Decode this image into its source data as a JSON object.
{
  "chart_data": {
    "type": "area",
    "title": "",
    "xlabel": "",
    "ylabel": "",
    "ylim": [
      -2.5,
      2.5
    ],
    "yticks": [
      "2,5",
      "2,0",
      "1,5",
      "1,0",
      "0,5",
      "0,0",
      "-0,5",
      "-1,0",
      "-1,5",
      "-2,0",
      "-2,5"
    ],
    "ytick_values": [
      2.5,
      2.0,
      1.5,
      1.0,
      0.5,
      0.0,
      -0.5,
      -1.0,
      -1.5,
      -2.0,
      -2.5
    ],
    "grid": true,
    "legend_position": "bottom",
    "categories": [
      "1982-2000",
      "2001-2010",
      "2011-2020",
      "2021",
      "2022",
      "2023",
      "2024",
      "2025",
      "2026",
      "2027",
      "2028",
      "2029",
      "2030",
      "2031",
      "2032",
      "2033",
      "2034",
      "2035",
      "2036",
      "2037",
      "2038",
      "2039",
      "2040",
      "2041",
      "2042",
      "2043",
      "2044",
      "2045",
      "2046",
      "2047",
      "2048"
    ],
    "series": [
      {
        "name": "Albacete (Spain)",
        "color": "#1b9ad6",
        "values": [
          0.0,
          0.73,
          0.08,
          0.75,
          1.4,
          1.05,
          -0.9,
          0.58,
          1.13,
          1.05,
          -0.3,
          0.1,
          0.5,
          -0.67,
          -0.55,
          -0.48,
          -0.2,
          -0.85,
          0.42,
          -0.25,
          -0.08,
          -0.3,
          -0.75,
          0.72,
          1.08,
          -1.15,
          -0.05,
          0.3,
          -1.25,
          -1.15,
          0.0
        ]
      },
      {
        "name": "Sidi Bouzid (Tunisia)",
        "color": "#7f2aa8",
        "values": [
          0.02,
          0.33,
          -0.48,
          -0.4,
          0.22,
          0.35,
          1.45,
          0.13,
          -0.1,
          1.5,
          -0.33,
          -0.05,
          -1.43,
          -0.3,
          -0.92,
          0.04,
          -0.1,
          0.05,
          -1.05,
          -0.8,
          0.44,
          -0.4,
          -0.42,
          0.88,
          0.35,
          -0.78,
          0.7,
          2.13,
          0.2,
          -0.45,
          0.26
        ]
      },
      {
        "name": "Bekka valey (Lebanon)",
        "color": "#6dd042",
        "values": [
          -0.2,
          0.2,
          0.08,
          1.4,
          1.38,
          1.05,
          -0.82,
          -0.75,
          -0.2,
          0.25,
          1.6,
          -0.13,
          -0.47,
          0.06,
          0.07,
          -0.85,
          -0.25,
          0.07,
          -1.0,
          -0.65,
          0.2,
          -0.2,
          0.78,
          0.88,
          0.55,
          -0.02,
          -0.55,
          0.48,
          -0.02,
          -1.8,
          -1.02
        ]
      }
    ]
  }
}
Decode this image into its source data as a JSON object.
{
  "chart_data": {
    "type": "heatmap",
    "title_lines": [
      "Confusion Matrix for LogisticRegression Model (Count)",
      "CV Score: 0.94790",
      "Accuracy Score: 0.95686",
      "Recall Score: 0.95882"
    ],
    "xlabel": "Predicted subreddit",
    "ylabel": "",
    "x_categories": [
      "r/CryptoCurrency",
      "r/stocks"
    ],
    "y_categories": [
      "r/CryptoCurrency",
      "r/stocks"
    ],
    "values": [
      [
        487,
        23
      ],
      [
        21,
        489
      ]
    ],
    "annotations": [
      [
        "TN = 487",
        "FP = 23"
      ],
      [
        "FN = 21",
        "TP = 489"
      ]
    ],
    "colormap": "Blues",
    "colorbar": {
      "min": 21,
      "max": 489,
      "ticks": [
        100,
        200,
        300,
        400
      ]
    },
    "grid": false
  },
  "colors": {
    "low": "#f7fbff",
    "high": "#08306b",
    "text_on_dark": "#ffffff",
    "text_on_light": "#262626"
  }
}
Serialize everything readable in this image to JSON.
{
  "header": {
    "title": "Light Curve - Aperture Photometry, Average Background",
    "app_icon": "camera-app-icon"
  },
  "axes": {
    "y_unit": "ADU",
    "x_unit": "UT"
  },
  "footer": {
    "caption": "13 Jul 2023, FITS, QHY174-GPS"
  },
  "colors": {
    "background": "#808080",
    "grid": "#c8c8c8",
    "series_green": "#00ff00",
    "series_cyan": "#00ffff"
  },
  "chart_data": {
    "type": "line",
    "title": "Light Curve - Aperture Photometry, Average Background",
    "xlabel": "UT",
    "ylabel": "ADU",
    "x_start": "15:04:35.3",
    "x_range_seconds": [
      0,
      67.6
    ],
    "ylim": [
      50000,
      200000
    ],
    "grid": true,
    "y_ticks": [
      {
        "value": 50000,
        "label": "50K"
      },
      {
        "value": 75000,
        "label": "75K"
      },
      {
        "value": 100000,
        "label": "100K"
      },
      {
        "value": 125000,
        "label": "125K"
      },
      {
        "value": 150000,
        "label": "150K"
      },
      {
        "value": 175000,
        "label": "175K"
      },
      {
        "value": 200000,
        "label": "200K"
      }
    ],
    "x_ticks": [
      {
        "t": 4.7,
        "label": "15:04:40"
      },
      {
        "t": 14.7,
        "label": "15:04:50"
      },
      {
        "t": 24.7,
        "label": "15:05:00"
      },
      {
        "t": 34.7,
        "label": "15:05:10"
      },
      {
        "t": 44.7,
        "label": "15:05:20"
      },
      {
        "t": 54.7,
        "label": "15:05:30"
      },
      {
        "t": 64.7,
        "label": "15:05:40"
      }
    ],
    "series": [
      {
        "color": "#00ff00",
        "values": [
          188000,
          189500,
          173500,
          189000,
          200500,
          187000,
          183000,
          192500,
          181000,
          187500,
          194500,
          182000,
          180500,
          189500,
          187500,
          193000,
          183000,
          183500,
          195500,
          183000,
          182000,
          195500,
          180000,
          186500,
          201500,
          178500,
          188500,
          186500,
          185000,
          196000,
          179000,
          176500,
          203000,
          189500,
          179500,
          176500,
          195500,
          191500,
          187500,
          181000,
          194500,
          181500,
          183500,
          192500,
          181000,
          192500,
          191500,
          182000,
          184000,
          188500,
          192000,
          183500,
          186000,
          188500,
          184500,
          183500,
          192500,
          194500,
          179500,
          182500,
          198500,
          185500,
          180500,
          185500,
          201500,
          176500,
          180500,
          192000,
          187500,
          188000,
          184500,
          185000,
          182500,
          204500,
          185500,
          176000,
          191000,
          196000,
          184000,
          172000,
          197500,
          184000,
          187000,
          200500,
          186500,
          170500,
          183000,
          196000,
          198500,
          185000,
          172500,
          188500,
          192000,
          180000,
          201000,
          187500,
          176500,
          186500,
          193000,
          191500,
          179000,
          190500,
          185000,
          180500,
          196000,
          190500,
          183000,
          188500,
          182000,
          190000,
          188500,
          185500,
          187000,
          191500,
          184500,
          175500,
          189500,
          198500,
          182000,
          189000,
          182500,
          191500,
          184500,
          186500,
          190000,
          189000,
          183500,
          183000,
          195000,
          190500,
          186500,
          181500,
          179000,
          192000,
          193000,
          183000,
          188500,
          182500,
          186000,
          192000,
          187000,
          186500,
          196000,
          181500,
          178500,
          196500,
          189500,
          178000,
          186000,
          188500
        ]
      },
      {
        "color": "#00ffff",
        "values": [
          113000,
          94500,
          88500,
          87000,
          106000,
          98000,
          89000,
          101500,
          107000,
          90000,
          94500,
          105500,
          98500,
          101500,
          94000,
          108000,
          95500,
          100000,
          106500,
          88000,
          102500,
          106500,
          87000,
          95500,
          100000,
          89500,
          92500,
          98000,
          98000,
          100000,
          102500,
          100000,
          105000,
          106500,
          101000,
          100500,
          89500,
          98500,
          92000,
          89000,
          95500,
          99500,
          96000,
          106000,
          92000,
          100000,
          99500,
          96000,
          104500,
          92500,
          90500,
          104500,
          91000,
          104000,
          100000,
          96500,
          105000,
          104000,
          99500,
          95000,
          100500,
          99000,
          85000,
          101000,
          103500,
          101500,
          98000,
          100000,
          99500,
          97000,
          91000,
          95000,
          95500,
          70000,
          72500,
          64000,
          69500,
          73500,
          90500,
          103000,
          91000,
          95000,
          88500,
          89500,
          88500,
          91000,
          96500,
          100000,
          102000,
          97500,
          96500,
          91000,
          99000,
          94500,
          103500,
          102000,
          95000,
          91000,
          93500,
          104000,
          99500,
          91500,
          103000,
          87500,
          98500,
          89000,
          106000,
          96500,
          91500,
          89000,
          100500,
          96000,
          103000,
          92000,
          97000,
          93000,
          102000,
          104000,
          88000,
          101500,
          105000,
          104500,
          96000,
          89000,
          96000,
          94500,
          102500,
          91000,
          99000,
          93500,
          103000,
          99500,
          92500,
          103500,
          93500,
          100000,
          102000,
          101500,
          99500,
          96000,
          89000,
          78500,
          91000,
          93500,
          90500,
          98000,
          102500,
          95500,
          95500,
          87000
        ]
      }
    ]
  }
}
____
» STATED TASK: Go through the material and copy out every line with "xlabel" in it.

» TASK RESPONSE:
    "xlabel": "",
    "xlabel": "Predicted subreddit",
    "xlabel": "UT",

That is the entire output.